» WHAT TO DO
Quote the records in full and leave their pictures out.

» SUPPLIED RECORDS
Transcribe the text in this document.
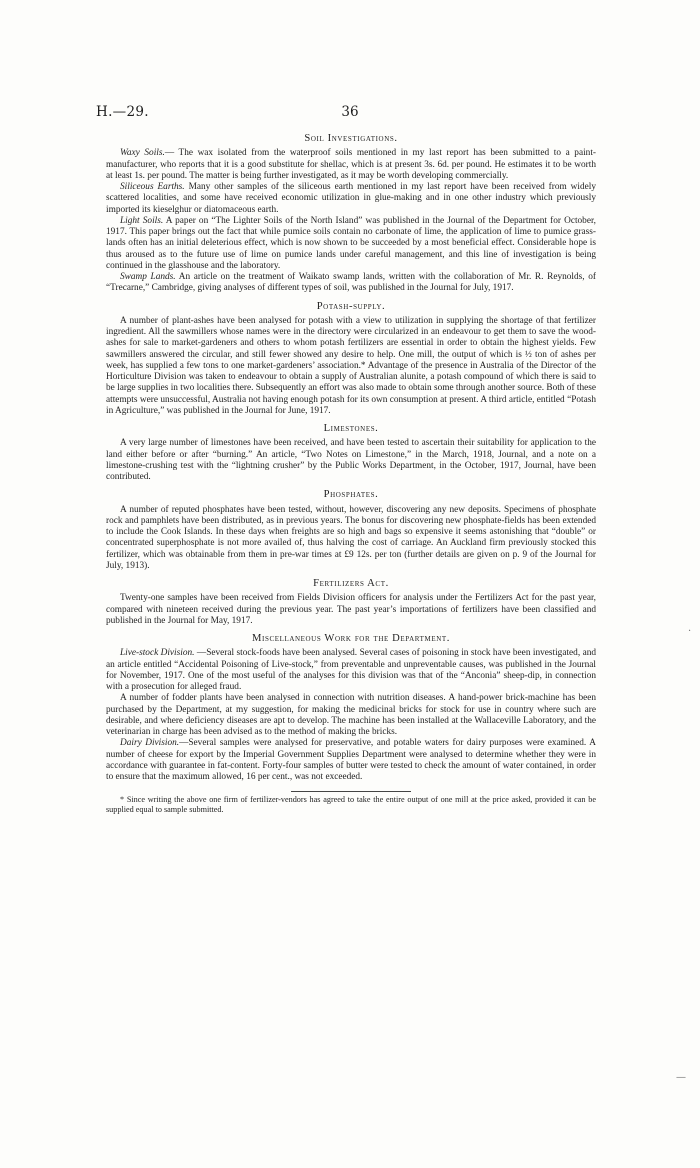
H.—29.	36
Soil Investigations.

Waxy Soils.— The wax isolated from the waterproof soils mentioned in my last report has been submitted to a paint-manufacturer, who reports that it is a good substitute for shellac, which is at present 3s. 6d. per pound. He estimates it to be worth at least 1s. per pound. The matter is being further investigated, as it may be worth developing commercially.

Siliceous Earths. Many other samples of the siliceous earth mentioned in my last report have been received from widely scattered localities, and some have received economic utilization in glue-making and in one other industry which previously imported its kieselghur or diatomaceous earth.

Light Soils. A paper on “The Lighter Soils of the North Island” was published in the Journal of the Department for October, 1917. This paper brings out the fact that while pumice soils contain no carbonate of lime, the application of lime to pumice grass-lands often has an initial deleterious effect, which is now shown to be succeeded by a most beneficial effect. Considerable hope is thus aroused as to the future use of lime on pumice lands under careful management, and this line of investigation is being continued in the glasshouse and the laboratory.

Swamp Lands. An article on the treatment of Waikato swamp lands, written with the collaboration of Mr. R. Reynolds, of “Trecarne,” Cambridge, giving analyses of different types of soil, was published in the Journal for July, 1917.

Potash-supply.

A number of plant-ashes have been analysed for potash with a view to utilization in supplying the shortage of that fertilizer ingredient. All the sawmillers whose names were in the directory were circularized in an endeavour to get them to save the wood-ashes for sale to market-gardeners and others to whom potash fertilizers are essential in order to obtain the highest yields. Few sawmillers answered the circular, and still fewer showed any desire to help. One mill, the output of which is ½ ton of ashes per week, has supplied a few tons to one market-gardeners’ association.* Advantage of the presence in Australia of the Director of the Horticulture Division was taken to endeavour to obtain a supply of Australian alunite, a potash compound of which there is said to be large supplies in two localities there. Subsequently an effort was also made to obtain some through another source. Both of these attempts were unsuccessful, Australia not having enough potash for its own consumption at present. A third article, entitled “Potash in Agriculture,” was published in the Journal for June, 1917.

Limestones.

A very large number of limestones have been received, and have been tested to ascertain their suitability for application to the land either before or after “burning.” An article, “Two Notes on Limestone,” in the March, 1918, Journal, and a note on a limestone-crushing test with the “lightning crusher” by the Public Works Department, in the October, 1917, Journal, have been contributed.

Phosphates.

A number of reputed phosphates have been tested, without, however, discovering any new deposits. Specimens of phosphate rock and pamphlets have been distributed, as in previous years. The bonus for discovering new phosphate-fields has been extended to include the Cook Islands. In these days when freights are so high and bags so expensive it seems astonishing that “double” or concentrated superphosphate is not more availed of, thus halving the cost of carriage. An Auckland firm previously stocked this fertilizer, which was obtainable from them in pre-war times at £9 12s. per ton (further details are given on p. 9 of the Journal for July, 1913).

Fertilizers Act.

Twenty-one samples have been received from Fields Division officers for analysis under the Fertilizers Act for the past year, compared with nineteen received during the previous year. The past year’s importations of fertilizers have been classified and published in the Journal for May, 1917.

Miscellaneous Work for the Department.

Live-stock Division. —Several stock-foods have been analysed. Several cases of poisoning in stock have been investigated, and an article entitled “Accidental Poisoning of Live-stock,” from preventable and unpreventable causes, was published in the Journal for November, 1917. One of the most useful of the analyses for this division was that of the “Anconia” sheep-dip, in connection with a prosecution for alleged fraud.

A number of fodder plants have been analysed in connection with nutrition diseases. A hand-power brick-machine has been purchased by the Department, at my suggestion, for making the medicinal bricks for stock for use in country where such are desirable, and where deficiency diseases are apt to develop. The machine has been installed at the Wallaceville Laboratory, and the veterinarian in charge has been advised as to the method of making the bricks.

Dairy Division.—Several samples were analysed for preservative, and potable waters for dairy purposes were examined. A number of cheese for export by the Imperial Government Supplies Department were analysed to determine whether they were in accordance with guarantee in fat-content. Forty-four samples of butter were tested to check the amount of water contained, in order to ensure that the maximum allowed, 16 per cent., was not exceeded.

* Since writing the above one firm of fertilizer-vendors has agreed to take the entire output of one mill at the price asked, provided it can be supplied equal to sample submitted.

·
—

» SOLUTION
Transcribe the text in this document.
H.—29.	36
Soil Investigations.

Waxy Soils.— The wax isolated from the waterproof soils mentioned in my last report has been submitted to a paint-manufacturer, who reports that it is a good substitute for shellac, which is at present 3s. 6d. per pound. He estimates it to be worth at least 1s. per pound. The matter is being further investigated, as it may be worth developing commercially.

Siliceous Earths. Many other samples of the siliceous earth mentioned in my last report have been received from widely scattered localities, and some have received economic utilization in glue-making and in one other industry which previously imported its kieselghur or diatomaceous earth.

Light Soils. A paper on “The Lighter Soils of the North Island” was published in the Journal of the Department for October, 1917. This paper brings out the fact that while pumice soils contain no carbonate of lime, the application of lime to pumice grass-lands often has an initial deleterious effect, which is now shown to be succeeded by a most beneficial effect. Considerable hope is thus aroused as to the future use of lime on pumice lands under careful management, and this line of investigation is being continued in the glasshouse and the laboratory.

Swamp Lands. An article on the treatment of Waikato swamp lands, written with the collaboration of Mr. R. Reynolds, of “Trecarne,” Cambridge, giving analyses of different types of soil, was published in the Journal for July, 1917.

Potash-supply.

A number of plant-ashes have been analysed for potash with a view to utilization in supplying the shortage of that fertilizer ingredient. All the sawmillers whose names were in the directory were circularized in an endeavour to get them to save the wood-ashes for sale to market-gardeners and others to whom potash fertilizers are essential in order to obtain the highest yields. Few sawmillers answered the circular, and still fewer showed any desire to help. One mill, the output of which is ½ ton of ashes per week, has supplied a few tons to one market-gardeners’ association.* Advantage of the presence in Australia of the Director of the Horticulture Division was taken to endeavour to obtain a supply of Australian alunite, a potash compound of which there is said to be large supplies in two localities there. Subsequently an effort was also made to obtain some through another source. Both of these attempts were unsuccessful, Australia not having enough potash for its own consumption at present. A third article, entitled “Potash in Agriculture,” was published in the Journal for June, 1917.

Limestones.

A very large number of limestones have been received, and have been tested to ascertain their suitability for application to the land either before or after “burning.” An article, “Two Notes on Limestone,” in the March, 1918, Journal, and a note on a limestone-crushing test with the “lightning crusher” by the Public Works Department, in the October, 1917, Journal, have been contributed.

Phosphates.

A number of reputed phosphates have been tested, without, however, discovering any new deposits. Specimens of phosphate rock and pamphlets have been distributed, as in previous years. The bonus for discovering new phosphate-fields has been extended to include the Cook Islands. In these days when freights are so high and bags so expensive it seems astonishing that “double” or concentrated superphosphate is not more availed of, thus halving the cost of carriage. An Auckland firm previously stocked this fertilizer, which was obtainable from them in pre-war times at £9 12s. per ton (further details are given on p. 9 of the Journal for July, 1913).

Fertilizers Act.

Twenty-one samples have been received from Fields Division officers for analysis under the Fertilizers Act for the past year, compared with nineteen received during the previous year. The past year’s importations of fertilizers have been classified and published in the Journal for May, 1917.

Miscellaneous Work for the Department.

Live-stock Division. —Several stock-foods have been analysed. Several cases of poisoning in stock have been investigated, and an article entitled “Accidental Poisoning of Live-stock,” from preventable and unpreventable causes, was published in the Journal for November, 1917. One of the most useful of the analyses for this division was that of the “Anconia” sheep-dip, in connection with a prosecution for alleged fraud.

A number of fodder plants have been analysed in connection with nutrition diseases. A hand-power brick-machine has been purchased by the Department, at my suggestion, for making the medicinal bricks for stock for use in country where such are desirable, and where deficiency diseases are apt to develop. The machine has been installed at the Wallaceville Laboratory, and the veterinarian in charge has been advised as to the method of making the bricks.

Dairy Division.—Several samples were analysed for preservative, and potable waters for dairy purposes were examined. A number of cheese for export by the Imperial Government Supplies Department were analysed to determine whether they were in accordance with guarantee in fat-content. Forty-four samples of butter were tested to check the amount of water contained, in order to ensure that the maximum allowed, 16 per cent., was not exceeded.

* Since writing the above one firm of fertilizer-vendors has agreed to take the entire output of one mill at the price asked, provided it can be supplied equal to sample submitted.

·
—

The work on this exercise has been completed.